-------- Stored records --------

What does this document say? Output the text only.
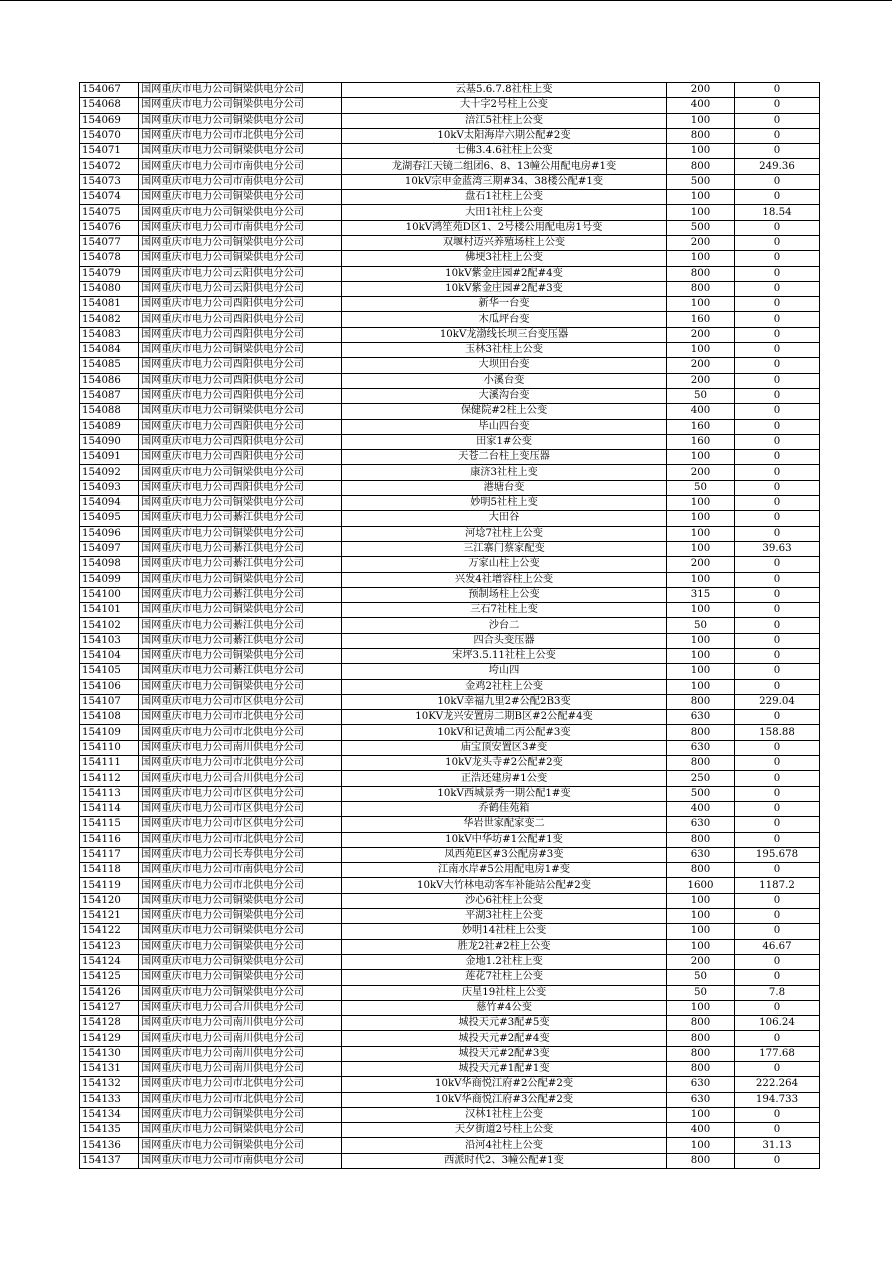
154067	国网重庆市电力公司铜梁供电分公司	云基5.6.7.8社柱上变	200	0
154068	国网重庆市电力公司铜梁供电分公司	大十字2号柱上公变	400	0
154069	国网重庆市电力公司铜梁供电分公司	涪江5社柱上公变	100	0
154070	国网重庆市电力公司市北供电分公司	10kV太阳海岸六期公配#2变	800	0
154071	国网重庆市电力公司铜梁供电分公司	七佛3.4.6社柱上公变	100	0
154072	国网重庆市电力公司市南供电分公司	龙湖春江天镜二组团6、8、13幢公用配电房#1变	800	249.36
154073	国网重庆市电力公司市南供电分公司	10kV宗申金蓝湾三期#34、38楼公配#1变	500	0
154074	国网重庆市电力公司铜梁供电分公司	盘石1社柱上公变	100	0
154075	国网重庆市电力公司铜梁供电分公司	大田1社柱上公变	100	18.54
154076	国网重庆市电力公司市南供电分公司	10kV鸿笙苑D区1、2号楼公用配电房1号变	500	0
154077	国网重庆市电力公司铜梁供电分公司	双堰村迈兴养殖场柱上公变	200	0
154078	国网重庆市电力公司铜梁供电分公司	佛埂3社柱上公变	100	0
154079	国网重庆市电力公司云阳供电分公司	10kV紫金庄园#2配#4变	800	0
154080	国网重庆市电力公司云阳供电分公司	10kV紫金庄园#2配#3变	800	0
154081	国网重庆市电力公司酉阳供电分公司	新华一台变	100	0
154082	国网重庆市电力公司酉阳供电分公司	木瓜坪台变	160	0
154083	国网重庆市电力公司酉阳供电分公司	10kV龙渤线长坝三台变压器	200	0
154084	国网重庆市电力公司铜梁供电分公司	玉林3社柱上公变	100	0
154085	国网重庆市电力公司酉阳供电分公司	大坝田台变	200	0
154086	国网重庆市电力公司酉阳供电分公司	小溪台变	200	0
154087	国网重庆市电力公司酉阳供电分公司	大溪沟台变	50	0
154088	国网重庆市电力公司铜梁供电分公司	保健院#2柱上公变	400	0
154089	国网重庆市电力公司酉阳供电分公司	毕山四台变	160	0
154090	国网重庆市电力公司酉阳供电分公司	田家1#公变	160	0
154091	国网重庆市电力公司酉阳供电分公司	天苍二台柱上变压器	100	0
154092	国网重庆市电力公司铜梁供电分公司	康济3社柱上变	200	0
154093	国网重庆市电力公司酉阳供电分公司	港塘台变	50	0
154094	国网重庆市电力公司铜梁供电分公司	妙明5社柱上变	100	0
154095	国网重庆市电力公司綦江供电分公司	大田谷	100	0
154096	国网重庆市电力公司铜梁供电分公司	河埝7社柱上公变	100	0
154097	国网重庆市电力公司綦江供电分公司	三江寨门蔡家配变	100	39.63
154098	国网重庆市电力公司綦江供电分公司	万家山柱上公变	200	0
154099	国网重庆市电力公司铜梁供电分公司	兴发4社增容柱上公变	100	0
154100	国网重庆市电力公司綦江供电分公司	预制场柱上公变	315	0
154101	国网重庆市电力公司铜梁供电分公司	三石7社柱上变	100	0
154102	国网重庆市电力公司綦江供电分公司	沙台二	50	0
154103	国网重庆市电力公司綦江供电分公司	四合头变压器	100	0
154104	国网重庆市电力公司铜梁供电分公司	宋坪3.5.11社柱上公变	100	0
154105	国网重庆市电力公司綦江供电分公司	垮山四	100	0
154106	国网重庆市电力公司铜梁供电分公司	金鸡2社柱上公变	100	0
154107	国网重庆市电力公司市区供电分公司	10kV幸福九里2#公配2B3变	800	229.04
154108	国网重庆市电力公司市北供电分公司	10KV龙兴安置房二期B区#2公配#4变	630	0
154109	国网重庆市电力公司市北供电分公司	10kV和记黄埔二丙公配#3变	800	158.88
154110	国网重庆市电力公司南川供电分公司	庙宝顶安置区3#变	630	0
154111	国网重庆市电力公司市北供电分公司	10kV龙头寺#2公配#2变	800	0
154112	国网重庆市电力公司合川供电分公司	正浩还建房#1公变	250	0
154113	国网重庆市电力公司市区供电分公司	10kV西城景秀一期公配1#变	500	0
154114	国网重庆市电力公司市区供电分公司	乔鹤佳苑箱	400	0
154115	国网重庆市电力公司市区供电分公司	华岩世家配家变二	630	0
154116	国网重庆市电力公司市北供电分公司	10kV中华坊#1公配#1变	800	0
154117	国网重庆市电力公司长寿供电分公司	凤西苑E区#3公配房#3变	630	195.678
154118	国网重庆市电力公司市南供电分公司	江南水岸#5公用配电房1#变	800	0
154119	国网重庆市电力公司市北供电分公司	10kV大竹林电动客车补能站公配#2变	1600	1187.2
154120	国网重庆市电力公司铜梁供电分公司	沙心6社柱上公变	100	0
154121	国网重庆市电力公司铜梁供电分公司	平湖3社柱上公变	100	0
154122	国网重庆市电力公司铜梁供电分公司	妙明14社柱上公变	100	0
154123	国网重庆市电力公司铜梁供电分公司	胜龙2社#2柱上公变	100	46.67
154124	国网重庆市电力公司铜梁供电分公司	金地1.2社柱上变	200	0
154125	国网重庆市电力公司铜梁供电分公司	莲花7社柱上公变	50	0
154126	国网重庆市电力公司铜梁供电分公司	庆星19社柱上公变	50	7.8
154127	国网重庆市电力公司合川供电分公司	慈竹#4公变	100	0
154128	国网重庆市电力公司南川供电分公司	城投天元#3配#5变	800	106.24
154129	国网重庆市电力公司南川供电分公司	城投天元#2配#4变	800	0
154130	国网重庆市电力公司南川供电分公司	城投天元#2配#3变	800	177.68
154131	国网重庆市电力公司南川供电分公司	城投天元#1配#1变	800	0
154132	国网重庆市电力公司市北供电分公司	10kV华商悦江府#2公配#2变	630	222.264
154133	国网重庆市电力公司市北供电分公司	10kV华商悦江府#3公配#2变	630	194.733
154134	国网重庆市电力公司铜梁供电分公司	汉林1社柱上公变	100	0
154135	国网重庆市电力公司铜梁供电分公司	天夕街道2号柱上公变	400	0
154136	国网重庆市电力公司铜梁供电分公司	沿河4社柱上公变	100	31.13
154137	国网重庆市电力公司市南供电分公司	西派时代2、3幢公配#1变	800	0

--------

[Written problem]
Leave out the pictures and print each record exactly as it stands.

[Response below]
What does this document say? Output the text only.
154067	国网重庆市电力公司铜梁供电分公司	云基5.6.7.8社柱上变	200	0
154068	国网重庆市电力公司铜梁供电分公司	大十字2号柱上公变	400	0
154069	国网重庆市电力公司铜梁供电分公司	涪江5社柱上公变	100	0
154070	国网重庆市电力公司市北供电分公司	10kV太阳海岸六期公配#2变	800	0
154071	国网重庆市电力公司铜梁供电分公司	七佛3.4.6社柱上公变	100	0
154072	国网重庆市电力公司市南供电分公司	龙湖春江天镜二组团6、8、13幢公用配电房#1变	800	249.36
154073	国网重庆市电力公司市南供电分公司	10kV宗申金蓝湾三期#34、38楼公配#1变	500	0
154074	国网重庆市电力公司铜梁供电分公司	盘石1社柱上公变	100	0
154075	国网重庆市电力公司铜梁供电分公司	大田1社柱上公变	100	18.54
154076	国网重庆市电力公司市南供电分公司	10kV鸿笙苑D区1、2号楼公用配电房1号变	500	0
154077	国网重庆市电力公司铜梁供电分公司	双堰村迈兴养殖场柱上公变	200	0
154078	国网重庆市电力公司铜梁供电分公司	佛埂3社柱上公变	100	0
154079	国网重庆市电力公司云阳供电分公司	10kV紫金庄园#2配#4变	800	0
154080	国网重庆市电力公司云阳供电分公司	10kV紫金庄园#2配#3变	800	0
154081	国网重庆市电力公司酉阳供电分公司	新华一台变	100	0
154082	国网重庆市电力公司酉阳供电分公司	木瓜坪台变	160	0
154083	国网重庆市电力公司酉阳供电分公司	10kV龙渤线长坝三台变压器	200	0
154084	国网重庆市电力公司铜梁供电分公司	玉林3社柱上公变	100	0
154085	国网重庆市电力公司酉阳供电分公司	大坝田台变	200	0
154086	国网重庆市电力公司酉阳供电分公司	小溪台变	200	0
154087	国网重庆市电力公司酉阳供电分公司	大溪沟台变	50	0
154088	国网重庆市电力公司铜梁供电分公司	保健院#2柱上公变	400	0
154089	国网重庆市电力公司酉阳供电分公司	毕山四台变	160	0
154090	国网重庆市电力公司酉阳供电分公司	田家1#公变	160	0
154091	国网重庆市电力公司酉阳供电分公司	天苍二台柱上变压器	100	0
154092	国网重庆市电力公司铜梁供电分公司	康济3社柱上变	200	0
154093	国网重庆市电力公司酉阳供电分公司	港塘台变	50	0
154094	国网重庆市电力公司铜梁供电分公司	妙明5社柱上变	100	0
154095	国网重庆市电力公司綦江供电分公司	大田谷	100	0
154096	国网重庆市电力公司铜梁供电分公司	河埝7社柱上公变	100	0
154097	国网重庆市电力公司綦江供电分公司	三江寨门蔡家配变	100	39.63
154098	国网重庆市电力公司綦江供电分公司	万家山柱上公变	200	0
154099	国网重庆市电力公司铜梁供电分公司	兴发4社增容柱上公变	100	0
154100	国网重庆市电力公司綦江供电分公司	预制场柱上公变	315	0
154101	国网重庆市电力公司铜梁供电分公司	三石7社柱上变	100	0
154102	国网重庆市电力公司綦江供电分公司	沙台二	50	0
154103	国网重庆市电力公司綦江供电分公司	四合头变压器	100	0
154104	国网重庆市电力公司铜梁供电分公司	宋坪3.5.11社柱上公变	100	0
154105	国网重庆市电力公司綦江供电分公司	垮山四	100	0
154106	国网重庆市电力公司铜梁供电分公司	金鸡2社柱上公变	100	0
154107	国网重庆市电力公司市区供电分公司	10kV幸福九里2#公配2B3变	800	229.04
154108	国网重庆市电力公司市北供电分公司	10KV龙兴安置房二期B区#2公配#4变	630	0
154109	国网重庆市电力公司市北供电分公司	10kV和记黄埔二丙公配#3变	800	158.88
154110	国网重庆市电力公司南川供电分公司	庙宝顶安置区3#变	630	0
154111	国网重庆市电力公司市北供电分公司	10kV龙头寺#2公配#2变	800	0
154112	国网重庆市电力公司合川供电分公司	正浩还建房#1公变	250	0
154113	国网重庆市电力公司市区供电分公司	10kV西城景秀一期公配1#变	500	0
154114	国网重庆市电力公司市区供电分公司	乔鹤佳苑箱	400	0
154115	国网重庆市电力公司市区供电分公司	华岩世家配家变二	630	0
154116	国网重庆市电力公司市北供电分公司	10kV中华坊#1公配#1变	800	0
154117	国网重庆市电力公司长寿供电分公司	凤西苑E区#3公配房#3变	630	195.678
154118	国网重庆市电力公司市南供电分公司	江南水岸#5公用配电房1#变	800	0
154119	国网重庆市电力公司市北供电分公司	10kV大竹林电动客车补能站公配#2变	1600	1187.2
154120	国网重庆市电力公司铜梁供电分公司	沙心6社柱上公变	100	0
154121	国网重庆市电力公司铜梁供电分公司	平湖3社柱上公变	100	0
154122	国网重庆市电力公司铜梁供电分公司	妙明14社柱上公变	100	0
154123	国网重庆市电力公司铜梁供电分公司	胜龙2社#2柱上公变	100	46.67
154124	国网重庆市电力公司铜梁供电分公司	金地1.2社柱上变	200	0
154125	国网重庆市电力公司铜梁供电分公司	莲花7社柱上公变	50	0
154126	国网重庆市电力公司铜梁供电分公司	庆星19社柱上公变	50	7.8
154127	国网重庆市电力公司合川供电分公司	慈竹#4公变	100	0
154128	国网重庆市电力公司南川供电分公司	城投天元#3配#5变	800	106.24
154129	国网重庆市电力公司南川供电分公司	城投天元#2配#4变	800	0
154130	国网重庆市电力公司南川供电分公司	城投天元#2配#3变	800	177.68
154131	国网重庆市电力公司南川供电分公司	城投天元#1配#1变	800	0
154132	国网重庆市电力公司市北供电分公司	10kV华商悦江府#2公配#2变	630	222.264
154133	国网重庆市电力公司市北供电分公司	10kV华商悦江府#3公配#2变	630	194.733
154134	国网重庆市电力公司铜梁供电分公司	汉林1社柱上公变	100	0
154135	国网重庆市电力公司铜梁供电分公司	天夕街道2号柱上公变	400	0
154136	国网重庆市电力公司铜梁供电分公司	沿河4社柱上公变	100	31.13
154137	国网重庆市电力公司市南供电分公司	西派时代2、3幢公配#1变	800	0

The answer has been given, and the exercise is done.